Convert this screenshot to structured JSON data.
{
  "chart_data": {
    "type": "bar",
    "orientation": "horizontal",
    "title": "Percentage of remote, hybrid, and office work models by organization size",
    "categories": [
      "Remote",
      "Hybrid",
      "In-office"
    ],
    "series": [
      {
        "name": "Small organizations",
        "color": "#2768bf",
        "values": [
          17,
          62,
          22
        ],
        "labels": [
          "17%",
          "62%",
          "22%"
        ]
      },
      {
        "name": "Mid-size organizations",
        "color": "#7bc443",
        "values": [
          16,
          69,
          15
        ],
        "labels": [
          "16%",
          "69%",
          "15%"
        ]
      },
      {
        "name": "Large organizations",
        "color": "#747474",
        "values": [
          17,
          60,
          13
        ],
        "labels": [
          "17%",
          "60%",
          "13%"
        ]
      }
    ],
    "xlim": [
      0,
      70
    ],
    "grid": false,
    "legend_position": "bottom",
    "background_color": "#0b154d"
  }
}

==

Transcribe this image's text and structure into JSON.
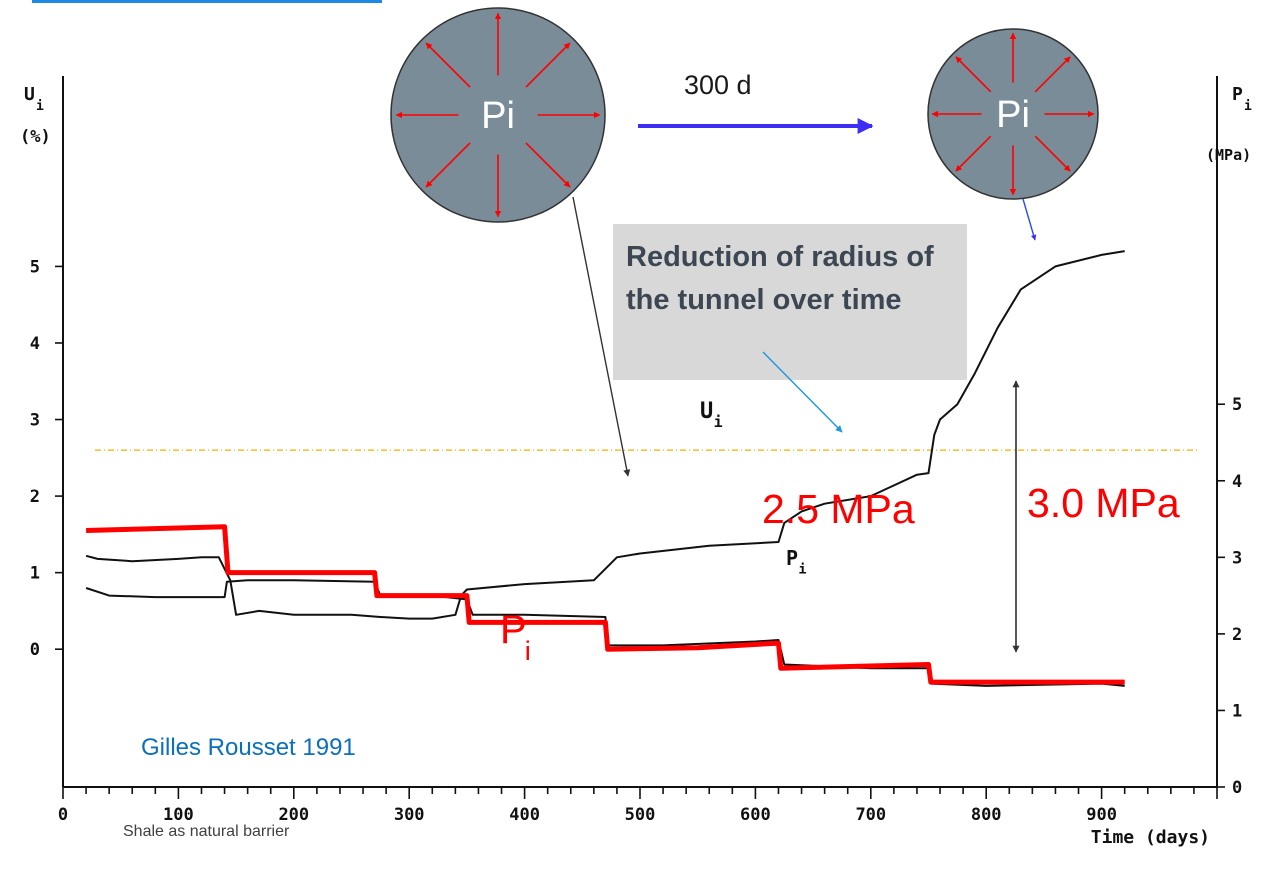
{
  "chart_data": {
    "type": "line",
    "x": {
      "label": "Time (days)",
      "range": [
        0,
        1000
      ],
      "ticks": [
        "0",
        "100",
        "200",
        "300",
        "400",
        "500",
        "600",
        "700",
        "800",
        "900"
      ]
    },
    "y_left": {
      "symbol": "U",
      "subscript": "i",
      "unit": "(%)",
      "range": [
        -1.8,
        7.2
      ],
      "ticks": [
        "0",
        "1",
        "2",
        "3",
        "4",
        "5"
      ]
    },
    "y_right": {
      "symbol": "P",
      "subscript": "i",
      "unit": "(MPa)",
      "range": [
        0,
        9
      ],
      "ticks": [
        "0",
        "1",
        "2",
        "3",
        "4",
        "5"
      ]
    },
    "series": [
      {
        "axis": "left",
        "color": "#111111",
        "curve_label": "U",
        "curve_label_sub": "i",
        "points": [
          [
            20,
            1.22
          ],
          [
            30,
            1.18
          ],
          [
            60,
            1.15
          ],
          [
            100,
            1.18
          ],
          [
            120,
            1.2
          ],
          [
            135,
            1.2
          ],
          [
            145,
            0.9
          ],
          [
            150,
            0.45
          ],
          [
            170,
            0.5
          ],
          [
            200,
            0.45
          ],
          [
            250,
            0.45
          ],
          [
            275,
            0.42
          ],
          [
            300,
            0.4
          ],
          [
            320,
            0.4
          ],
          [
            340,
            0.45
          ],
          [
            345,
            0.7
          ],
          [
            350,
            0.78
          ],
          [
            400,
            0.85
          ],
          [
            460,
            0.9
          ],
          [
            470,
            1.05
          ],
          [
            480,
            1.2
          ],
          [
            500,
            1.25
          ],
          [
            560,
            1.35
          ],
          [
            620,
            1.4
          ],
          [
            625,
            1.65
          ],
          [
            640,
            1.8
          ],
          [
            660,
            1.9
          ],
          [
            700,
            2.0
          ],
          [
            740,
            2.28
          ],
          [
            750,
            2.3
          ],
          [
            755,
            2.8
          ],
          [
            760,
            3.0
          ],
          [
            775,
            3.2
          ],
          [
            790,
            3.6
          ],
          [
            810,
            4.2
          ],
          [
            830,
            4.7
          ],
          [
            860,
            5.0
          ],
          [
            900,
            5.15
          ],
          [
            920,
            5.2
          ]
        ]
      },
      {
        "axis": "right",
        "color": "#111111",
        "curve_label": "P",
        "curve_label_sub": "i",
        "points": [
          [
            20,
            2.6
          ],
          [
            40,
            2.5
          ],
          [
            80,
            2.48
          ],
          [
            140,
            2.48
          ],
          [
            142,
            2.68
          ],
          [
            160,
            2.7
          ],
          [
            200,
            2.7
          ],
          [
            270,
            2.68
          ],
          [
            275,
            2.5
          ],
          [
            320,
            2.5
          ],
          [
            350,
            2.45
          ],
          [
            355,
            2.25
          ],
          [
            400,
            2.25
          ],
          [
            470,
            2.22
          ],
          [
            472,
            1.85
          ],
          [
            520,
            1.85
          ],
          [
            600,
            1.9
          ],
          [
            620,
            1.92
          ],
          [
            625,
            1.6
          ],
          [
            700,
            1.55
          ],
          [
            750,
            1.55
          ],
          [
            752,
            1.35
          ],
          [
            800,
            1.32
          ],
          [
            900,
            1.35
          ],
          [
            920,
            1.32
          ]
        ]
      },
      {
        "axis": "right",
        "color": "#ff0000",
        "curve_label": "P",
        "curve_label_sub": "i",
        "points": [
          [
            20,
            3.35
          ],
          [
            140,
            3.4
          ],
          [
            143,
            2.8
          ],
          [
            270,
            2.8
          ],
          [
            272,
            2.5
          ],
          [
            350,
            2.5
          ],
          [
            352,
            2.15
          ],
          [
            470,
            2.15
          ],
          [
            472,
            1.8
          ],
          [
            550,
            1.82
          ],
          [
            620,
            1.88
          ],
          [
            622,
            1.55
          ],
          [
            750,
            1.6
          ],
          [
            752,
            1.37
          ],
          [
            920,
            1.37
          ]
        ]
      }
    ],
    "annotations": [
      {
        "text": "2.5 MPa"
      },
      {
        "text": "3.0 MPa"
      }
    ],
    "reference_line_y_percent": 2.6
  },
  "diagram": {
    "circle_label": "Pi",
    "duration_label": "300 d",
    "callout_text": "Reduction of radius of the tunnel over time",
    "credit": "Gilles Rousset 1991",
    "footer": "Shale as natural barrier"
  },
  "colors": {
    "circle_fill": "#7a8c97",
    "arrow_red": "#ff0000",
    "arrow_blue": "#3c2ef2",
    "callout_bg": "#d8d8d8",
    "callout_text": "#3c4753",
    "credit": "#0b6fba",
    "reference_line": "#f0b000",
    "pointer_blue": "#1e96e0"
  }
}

## Task details
List the lines of the records where "office" occurs.

## Right answer
    "title": "Percentage of remote, hybrid, and office work models by organization size",
      "In-office"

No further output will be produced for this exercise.